◆ **Exercise**
Swap "point-core" for "point-marker" throughout the lines below, leaving everything else unchanged.

Element and box listings:
-- START --
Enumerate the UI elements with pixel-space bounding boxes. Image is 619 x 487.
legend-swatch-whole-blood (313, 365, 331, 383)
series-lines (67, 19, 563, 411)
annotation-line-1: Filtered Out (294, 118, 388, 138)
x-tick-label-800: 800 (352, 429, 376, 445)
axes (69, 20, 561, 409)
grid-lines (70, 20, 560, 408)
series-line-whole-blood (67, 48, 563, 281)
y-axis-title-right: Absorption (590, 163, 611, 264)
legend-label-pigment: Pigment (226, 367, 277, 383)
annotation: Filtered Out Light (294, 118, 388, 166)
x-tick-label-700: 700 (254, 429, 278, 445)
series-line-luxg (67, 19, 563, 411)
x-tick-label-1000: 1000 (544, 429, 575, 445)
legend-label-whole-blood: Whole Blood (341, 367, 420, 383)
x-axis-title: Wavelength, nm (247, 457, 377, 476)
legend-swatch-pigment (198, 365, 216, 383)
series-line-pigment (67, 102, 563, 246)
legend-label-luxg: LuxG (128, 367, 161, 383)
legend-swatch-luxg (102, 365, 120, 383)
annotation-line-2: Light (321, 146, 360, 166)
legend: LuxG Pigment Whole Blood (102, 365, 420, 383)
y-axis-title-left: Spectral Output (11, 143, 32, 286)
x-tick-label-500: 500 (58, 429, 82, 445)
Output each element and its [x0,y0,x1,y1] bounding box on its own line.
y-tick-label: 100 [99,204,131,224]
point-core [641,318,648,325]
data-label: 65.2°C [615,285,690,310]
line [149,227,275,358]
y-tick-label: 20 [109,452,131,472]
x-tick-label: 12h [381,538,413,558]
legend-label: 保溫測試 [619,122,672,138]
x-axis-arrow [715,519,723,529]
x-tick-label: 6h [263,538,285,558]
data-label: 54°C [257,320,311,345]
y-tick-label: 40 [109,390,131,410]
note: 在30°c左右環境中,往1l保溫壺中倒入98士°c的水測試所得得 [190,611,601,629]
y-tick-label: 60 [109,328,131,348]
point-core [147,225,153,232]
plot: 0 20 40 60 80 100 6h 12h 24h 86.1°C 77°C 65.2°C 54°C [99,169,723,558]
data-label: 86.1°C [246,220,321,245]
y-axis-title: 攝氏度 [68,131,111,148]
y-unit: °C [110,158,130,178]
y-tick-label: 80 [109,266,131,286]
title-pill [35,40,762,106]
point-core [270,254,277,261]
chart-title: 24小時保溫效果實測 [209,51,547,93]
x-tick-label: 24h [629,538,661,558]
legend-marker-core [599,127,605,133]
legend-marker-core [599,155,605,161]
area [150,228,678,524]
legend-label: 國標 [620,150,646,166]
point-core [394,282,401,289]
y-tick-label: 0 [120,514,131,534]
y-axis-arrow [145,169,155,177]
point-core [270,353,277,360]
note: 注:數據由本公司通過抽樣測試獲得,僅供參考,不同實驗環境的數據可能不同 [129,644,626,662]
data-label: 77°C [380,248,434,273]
-- END --
◆ **Solution**
Enumerate the UI elements with pixel-space bounding boxes. Image is 619 x 487.
legend-swatch-whole-blood (313, 365, 331, 383)
series-lines (67, 19, 563, 411)
annotation-line-1: Filtered Out (294, 118, 388, 138)
x-tick-label-800: 800 (352, 429, 376, 445)
axes (69, 20, 561, 409)
grid-lines (70, 20, 560, 408)
series-line-whole-blood (67, 48, 563, 281)
y-axis-title-right: Absorption (590, 163, 611, 264)
legend-label-pigment: Pigment (226, 367, 277, 383)
annotation: Filtered Out Light (294, 118, 388, 166)
x-tick-label-700: 700 (254, 429, 278, 445)
series-line-luxg (67, 19, 563, 411)
x-tick-label-1000: 1000 (544, 429, 575, 445)
legend-label-whole-blood: Whole Blood (341, 367, 420, 383)
x-axis-title: Wavelength, nm (247, 457, 377, 476)
legend-swatch-pigment (198, 365, 216, 383)
series-line-pigment (67, 102, 563, 246)
legend-label-luxg: LuxG (128, 367, 161, 383)
legend-swatch-luxg (102, 365, 120, 383)
annotation-line-2: Light (321, 146, 360, 166)
legend: LuxG Pigment Whole Blood (102, 365, 420, 383)
y-axis-title-left: Spectral Output (11, 143, 32, 286)
x-tick-label-500: 500 (58, 429, 82, 445)
Output each element and its [x0,y0,x1,y1] bounding box on its own line.
y-tick-label: 100 [99,204,131,224]
point-marker [641,318,648,325]
data-label: 65.2°C [615,285,690,310]
line [149,227,275,358]
y-tick-label: 20 [109,452,131,472]
x-tick-label: 12h [381,538,413,558]
legend-label: 保溫測試 [619,122,672,138]
x-axis-arrow [715,519,723,529]
x-tick-label: 6h [263,538,285,558]
data-label: 54°C [257,320,311,345]
y-tick-label: 40 [109,390,131,410]
note: 在30°c左右環境中,往1l保溫壺中倒入98士°c的水測試所得得 [190,611,601,629]
y-tick-label: 60 [109,328,131,348]
point-marker [147,225,153,232]
plot: 0 20 40 60 80 100 6h 12h 24h 86.1°C 77°C 65.2°C 54°C [99,169,723,558]
data-label: 86.1°C [246,220,321,245]
y-axis-title: 攝氏度 [68,131,111,148]
y-unit: °C [110,158,130,178]
y-tick-label: 80 [109,266,131,286]
title-pill [35,40,762,106]
point-marker [270,254,277,261]
chart-title: 24小時保溫效果實測 [209,51,547,93]
x-tick-label: 24h [629,538,661,558]
legend-marker-core [599,127,605,133]
legend-marker-core [599,155,605,161]
area [150,228,678,524]
legend-label: 國標 [620,150,646,166]
point-marker [394,282,401,289]
y-tick-label: 0 [120,514,131,534]
y-axis-arrow [145,169,155,177]
point-marker [270,353,277,360]
note: 注:數據由本公司通過抽樣測試獲得,僅供參考,不同實驗環境的數據可能不同 [129,644,626,662]
data-label: 77°C [380,248,434,273]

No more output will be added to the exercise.